**GIVEN TASK:**
Go through the records and extract every line with the word "rect".

**PROVIDED RECORDS:**
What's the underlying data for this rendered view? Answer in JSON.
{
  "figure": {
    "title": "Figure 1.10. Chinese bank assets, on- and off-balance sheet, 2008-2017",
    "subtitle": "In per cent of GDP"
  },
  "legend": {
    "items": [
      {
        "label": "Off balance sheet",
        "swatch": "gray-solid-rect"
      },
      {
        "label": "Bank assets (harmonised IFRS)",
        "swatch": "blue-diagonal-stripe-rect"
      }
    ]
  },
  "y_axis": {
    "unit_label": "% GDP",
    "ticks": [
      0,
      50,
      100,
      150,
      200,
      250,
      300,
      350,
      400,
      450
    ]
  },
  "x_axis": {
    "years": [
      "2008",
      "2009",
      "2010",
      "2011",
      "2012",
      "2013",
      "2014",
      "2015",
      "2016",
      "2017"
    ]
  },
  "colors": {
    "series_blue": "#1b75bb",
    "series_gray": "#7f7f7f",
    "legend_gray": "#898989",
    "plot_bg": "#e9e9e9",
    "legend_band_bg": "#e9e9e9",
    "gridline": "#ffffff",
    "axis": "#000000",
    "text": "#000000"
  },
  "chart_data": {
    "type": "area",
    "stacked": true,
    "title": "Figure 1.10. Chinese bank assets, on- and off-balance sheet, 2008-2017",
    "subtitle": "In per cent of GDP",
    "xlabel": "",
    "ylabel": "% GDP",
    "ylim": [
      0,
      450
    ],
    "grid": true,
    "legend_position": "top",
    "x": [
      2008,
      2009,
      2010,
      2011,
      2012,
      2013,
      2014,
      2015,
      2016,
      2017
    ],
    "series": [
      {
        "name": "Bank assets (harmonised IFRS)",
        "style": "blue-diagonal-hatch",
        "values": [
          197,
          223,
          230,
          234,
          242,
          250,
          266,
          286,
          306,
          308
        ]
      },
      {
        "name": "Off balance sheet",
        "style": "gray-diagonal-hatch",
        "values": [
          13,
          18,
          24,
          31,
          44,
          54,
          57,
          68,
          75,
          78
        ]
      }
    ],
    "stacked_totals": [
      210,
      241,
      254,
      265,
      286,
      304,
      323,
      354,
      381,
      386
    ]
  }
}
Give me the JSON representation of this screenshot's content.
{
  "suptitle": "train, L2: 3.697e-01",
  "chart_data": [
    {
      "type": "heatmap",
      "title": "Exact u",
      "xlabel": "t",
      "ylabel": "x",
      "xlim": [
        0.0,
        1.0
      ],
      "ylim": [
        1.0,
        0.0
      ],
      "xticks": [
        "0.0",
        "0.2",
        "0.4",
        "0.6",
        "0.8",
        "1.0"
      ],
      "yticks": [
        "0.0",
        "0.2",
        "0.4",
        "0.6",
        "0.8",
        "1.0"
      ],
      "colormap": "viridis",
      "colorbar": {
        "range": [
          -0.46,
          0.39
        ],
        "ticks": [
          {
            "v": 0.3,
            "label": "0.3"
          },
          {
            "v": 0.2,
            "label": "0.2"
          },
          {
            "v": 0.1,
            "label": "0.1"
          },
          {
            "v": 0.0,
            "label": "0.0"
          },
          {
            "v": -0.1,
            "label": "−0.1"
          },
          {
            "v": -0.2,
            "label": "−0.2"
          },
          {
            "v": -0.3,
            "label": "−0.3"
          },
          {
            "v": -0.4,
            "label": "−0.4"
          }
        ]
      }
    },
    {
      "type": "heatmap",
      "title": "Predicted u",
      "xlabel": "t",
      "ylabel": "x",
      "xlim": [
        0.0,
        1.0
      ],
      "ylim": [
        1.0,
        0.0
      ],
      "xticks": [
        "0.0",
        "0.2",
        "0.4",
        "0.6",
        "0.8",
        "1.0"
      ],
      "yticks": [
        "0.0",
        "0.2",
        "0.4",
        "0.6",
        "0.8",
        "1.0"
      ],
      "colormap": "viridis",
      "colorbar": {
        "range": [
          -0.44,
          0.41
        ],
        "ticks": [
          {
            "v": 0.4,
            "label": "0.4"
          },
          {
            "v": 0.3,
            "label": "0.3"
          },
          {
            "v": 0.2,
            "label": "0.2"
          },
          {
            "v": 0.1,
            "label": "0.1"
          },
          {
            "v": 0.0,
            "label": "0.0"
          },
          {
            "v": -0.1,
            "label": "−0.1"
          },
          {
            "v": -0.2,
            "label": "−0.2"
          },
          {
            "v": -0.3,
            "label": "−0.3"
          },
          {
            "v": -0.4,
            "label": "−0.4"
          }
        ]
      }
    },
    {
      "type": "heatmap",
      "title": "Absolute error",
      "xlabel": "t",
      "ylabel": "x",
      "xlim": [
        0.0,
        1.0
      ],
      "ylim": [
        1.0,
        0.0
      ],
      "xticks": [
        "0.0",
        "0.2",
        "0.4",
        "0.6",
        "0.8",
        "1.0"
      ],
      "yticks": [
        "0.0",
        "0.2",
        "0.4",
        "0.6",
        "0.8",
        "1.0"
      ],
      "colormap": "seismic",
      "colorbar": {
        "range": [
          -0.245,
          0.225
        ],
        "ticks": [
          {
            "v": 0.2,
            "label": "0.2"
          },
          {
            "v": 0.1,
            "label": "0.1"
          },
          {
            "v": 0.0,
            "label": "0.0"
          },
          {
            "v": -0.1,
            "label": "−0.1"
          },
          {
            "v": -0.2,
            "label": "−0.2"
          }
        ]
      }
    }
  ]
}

**OUTPUT FOR THIS TASK:**
        "swatch": "gray-solid-rect"
        "swatch": "blue-diagonal-stripe-rect"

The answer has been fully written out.